What needs to be done | Scan the records for the word "Φάκελος". Copy each line that includes it.
_ _ _ _
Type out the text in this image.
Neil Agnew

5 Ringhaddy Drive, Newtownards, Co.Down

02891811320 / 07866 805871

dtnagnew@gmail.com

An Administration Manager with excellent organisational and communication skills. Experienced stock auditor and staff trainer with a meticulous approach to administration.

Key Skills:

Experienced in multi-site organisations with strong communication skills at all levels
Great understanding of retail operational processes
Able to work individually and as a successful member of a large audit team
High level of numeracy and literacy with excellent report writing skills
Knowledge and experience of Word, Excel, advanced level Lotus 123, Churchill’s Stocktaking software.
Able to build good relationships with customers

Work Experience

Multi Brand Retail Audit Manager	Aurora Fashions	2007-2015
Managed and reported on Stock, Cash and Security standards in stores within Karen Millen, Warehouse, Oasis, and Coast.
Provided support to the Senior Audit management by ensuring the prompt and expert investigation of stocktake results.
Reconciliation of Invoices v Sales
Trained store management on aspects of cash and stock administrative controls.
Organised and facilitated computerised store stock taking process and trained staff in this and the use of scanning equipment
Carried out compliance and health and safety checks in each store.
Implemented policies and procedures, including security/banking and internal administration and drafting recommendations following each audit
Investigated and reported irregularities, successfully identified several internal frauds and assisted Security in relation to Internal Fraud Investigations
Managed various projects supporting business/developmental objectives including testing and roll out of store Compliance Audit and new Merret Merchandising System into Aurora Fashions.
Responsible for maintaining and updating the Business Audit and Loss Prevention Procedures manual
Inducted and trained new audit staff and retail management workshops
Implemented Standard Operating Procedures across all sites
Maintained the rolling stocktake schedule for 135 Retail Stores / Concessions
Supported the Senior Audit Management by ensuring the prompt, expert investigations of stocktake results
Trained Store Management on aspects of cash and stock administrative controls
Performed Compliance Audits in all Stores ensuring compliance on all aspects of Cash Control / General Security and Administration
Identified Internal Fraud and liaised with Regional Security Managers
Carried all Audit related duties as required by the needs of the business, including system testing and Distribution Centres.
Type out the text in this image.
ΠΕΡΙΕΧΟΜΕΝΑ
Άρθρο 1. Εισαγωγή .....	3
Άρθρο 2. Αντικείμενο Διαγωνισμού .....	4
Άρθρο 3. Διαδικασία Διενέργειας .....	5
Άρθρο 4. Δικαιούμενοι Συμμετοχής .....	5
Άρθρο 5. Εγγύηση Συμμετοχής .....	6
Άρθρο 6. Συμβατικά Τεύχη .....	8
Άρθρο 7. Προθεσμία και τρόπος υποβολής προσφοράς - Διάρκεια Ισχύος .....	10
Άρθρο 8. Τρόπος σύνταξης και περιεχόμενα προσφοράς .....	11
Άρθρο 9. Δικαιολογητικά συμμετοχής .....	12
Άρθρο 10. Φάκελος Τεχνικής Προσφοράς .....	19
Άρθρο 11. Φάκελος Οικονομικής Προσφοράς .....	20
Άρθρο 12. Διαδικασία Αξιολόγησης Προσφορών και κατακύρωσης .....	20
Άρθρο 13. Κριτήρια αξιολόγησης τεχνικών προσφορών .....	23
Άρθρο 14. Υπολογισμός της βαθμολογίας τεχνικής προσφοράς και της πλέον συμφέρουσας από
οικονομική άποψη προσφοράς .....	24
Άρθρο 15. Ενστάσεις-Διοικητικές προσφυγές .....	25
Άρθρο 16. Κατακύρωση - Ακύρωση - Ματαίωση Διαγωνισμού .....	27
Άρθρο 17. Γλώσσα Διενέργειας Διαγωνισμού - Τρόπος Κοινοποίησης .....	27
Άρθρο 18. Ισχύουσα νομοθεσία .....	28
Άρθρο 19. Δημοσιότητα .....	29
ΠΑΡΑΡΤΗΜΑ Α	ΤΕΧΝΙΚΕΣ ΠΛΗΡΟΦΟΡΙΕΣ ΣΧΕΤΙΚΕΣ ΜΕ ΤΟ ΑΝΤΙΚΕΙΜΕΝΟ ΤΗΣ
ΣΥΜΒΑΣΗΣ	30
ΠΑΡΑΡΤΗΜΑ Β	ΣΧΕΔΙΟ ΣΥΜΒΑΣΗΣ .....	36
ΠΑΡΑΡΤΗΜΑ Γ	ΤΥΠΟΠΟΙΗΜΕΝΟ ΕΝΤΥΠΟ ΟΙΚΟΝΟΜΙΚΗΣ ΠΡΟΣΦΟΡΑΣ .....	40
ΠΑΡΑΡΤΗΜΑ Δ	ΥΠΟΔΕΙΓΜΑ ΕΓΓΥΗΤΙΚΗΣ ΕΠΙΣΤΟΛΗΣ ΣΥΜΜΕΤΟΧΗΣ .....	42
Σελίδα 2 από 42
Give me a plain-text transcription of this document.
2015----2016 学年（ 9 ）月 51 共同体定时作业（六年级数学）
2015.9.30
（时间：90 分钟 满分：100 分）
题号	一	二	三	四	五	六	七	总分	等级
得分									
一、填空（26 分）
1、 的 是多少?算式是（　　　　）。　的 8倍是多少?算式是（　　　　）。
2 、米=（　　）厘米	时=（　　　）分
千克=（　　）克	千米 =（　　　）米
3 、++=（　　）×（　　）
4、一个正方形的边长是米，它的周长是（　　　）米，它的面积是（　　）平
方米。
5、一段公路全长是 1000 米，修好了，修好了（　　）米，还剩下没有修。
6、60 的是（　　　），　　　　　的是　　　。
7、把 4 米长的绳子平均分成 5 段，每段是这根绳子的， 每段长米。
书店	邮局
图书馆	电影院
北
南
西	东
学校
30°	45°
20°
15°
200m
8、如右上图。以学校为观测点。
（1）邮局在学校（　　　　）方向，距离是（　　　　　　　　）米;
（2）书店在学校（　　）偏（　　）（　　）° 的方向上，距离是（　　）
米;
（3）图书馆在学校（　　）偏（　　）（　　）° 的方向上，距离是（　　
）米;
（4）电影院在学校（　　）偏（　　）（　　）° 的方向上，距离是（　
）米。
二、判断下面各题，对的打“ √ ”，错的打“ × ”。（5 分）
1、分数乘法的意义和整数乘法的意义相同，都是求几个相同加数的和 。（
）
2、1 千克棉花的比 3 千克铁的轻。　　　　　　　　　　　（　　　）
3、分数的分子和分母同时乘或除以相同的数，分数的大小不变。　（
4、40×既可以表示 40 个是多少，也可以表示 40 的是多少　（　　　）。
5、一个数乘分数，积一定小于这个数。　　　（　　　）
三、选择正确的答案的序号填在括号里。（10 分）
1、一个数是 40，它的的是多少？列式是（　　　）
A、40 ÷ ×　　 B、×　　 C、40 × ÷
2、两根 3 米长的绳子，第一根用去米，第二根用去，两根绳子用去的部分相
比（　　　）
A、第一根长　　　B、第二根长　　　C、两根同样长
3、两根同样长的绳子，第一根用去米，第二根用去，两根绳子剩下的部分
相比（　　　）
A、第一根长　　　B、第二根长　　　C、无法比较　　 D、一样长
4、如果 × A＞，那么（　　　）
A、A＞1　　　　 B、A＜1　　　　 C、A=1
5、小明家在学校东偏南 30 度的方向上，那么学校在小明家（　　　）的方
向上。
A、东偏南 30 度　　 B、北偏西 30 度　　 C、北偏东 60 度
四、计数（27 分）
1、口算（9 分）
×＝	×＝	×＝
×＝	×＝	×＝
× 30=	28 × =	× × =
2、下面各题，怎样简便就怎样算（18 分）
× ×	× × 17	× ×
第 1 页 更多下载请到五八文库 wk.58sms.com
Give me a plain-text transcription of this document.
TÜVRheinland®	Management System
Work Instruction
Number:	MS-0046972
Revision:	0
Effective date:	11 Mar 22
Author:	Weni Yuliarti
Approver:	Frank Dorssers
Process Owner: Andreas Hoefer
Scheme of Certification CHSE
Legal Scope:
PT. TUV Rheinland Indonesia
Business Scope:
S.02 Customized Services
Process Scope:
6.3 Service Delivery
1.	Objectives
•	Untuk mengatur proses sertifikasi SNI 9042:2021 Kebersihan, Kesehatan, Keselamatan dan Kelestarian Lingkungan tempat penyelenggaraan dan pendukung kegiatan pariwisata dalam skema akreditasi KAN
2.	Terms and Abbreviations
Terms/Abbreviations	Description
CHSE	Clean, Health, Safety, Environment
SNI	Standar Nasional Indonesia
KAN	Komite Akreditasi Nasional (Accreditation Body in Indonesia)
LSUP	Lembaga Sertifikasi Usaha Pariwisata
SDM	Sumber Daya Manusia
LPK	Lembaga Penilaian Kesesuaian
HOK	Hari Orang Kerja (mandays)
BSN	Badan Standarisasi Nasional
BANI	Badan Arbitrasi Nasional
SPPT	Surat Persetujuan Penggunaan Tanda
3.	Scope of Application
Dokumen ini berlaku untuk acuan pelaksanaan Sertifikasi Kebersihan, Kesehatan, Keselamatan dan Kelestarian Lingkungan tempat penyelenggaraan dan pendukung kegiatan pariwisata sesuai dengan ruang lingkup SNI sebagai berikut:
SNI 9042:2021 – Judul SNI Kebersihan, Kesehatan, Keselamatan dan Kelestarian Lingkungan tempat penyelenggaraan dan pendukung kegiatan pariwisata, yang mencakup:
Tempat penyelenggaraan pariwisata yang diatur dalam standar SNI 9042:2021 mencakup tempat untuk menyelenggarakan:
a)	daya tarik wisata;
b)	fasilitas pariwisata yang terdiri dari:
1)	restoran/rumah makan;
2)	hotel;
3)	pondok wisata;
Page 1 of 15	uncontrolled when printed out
_ _ _ _
Response to this exercise |
Άρθρο 10. Φάκελος Τεχνικής Προσφοράς .....	19
Άρθρο 11. Φάκελος Οικονομικής Προσφοράς .....	20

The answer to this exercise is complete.